::: DATA FOR THIS EXERCISE

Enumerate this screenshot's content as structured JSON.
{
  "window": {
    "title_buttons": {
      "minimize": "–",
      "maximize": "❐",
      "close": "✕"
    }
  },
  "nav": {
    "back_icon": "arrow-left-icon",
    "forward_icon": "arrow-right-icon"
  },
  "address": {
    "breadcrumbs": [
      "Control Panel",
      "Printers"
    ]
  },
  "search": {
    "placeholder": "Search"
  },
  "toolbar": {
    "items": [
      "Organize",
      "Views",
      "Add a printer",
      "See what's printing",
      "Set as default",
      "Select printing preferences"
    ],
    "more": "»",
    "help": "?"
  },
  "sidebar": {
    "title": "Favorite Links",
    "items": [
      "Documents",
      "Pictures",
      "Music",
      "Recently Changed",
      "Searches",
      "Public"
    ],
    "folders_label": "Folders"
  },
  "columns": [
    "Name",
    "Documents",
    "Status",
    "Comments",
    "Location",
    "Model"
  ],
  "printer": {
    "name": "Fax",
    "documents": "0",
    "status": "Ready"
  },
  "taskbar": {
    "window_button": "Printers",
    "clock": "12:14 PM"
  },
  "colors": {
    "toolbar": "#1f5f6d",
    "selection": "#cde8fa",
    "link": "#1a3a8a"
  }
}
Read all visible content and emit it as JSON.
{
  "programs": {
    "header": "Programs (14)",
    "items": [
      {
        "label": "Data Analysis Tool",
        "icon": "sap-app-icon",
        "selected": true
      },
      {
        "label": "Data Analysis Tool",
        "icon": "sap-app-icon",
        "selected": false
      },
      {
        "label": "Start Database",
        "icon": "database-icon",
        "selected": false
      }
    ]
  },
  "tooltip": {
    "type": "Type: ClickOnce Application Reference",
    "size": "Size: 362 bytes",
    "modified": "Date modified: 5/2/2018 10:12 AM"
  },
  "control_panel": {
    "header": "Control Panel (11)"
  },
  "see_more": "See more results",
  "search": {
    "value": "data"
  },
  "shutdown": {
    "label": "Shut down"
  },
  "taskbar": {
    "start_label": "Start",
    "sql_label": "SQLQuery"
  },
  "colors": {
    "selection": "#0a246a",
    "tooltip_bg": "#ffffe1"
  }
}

::::::

▶ [PROBLEM] For the entries above, count the lines that contain the string "content", and state that number without further comment.

▶ [RESPONSE TO THIS TASK] 2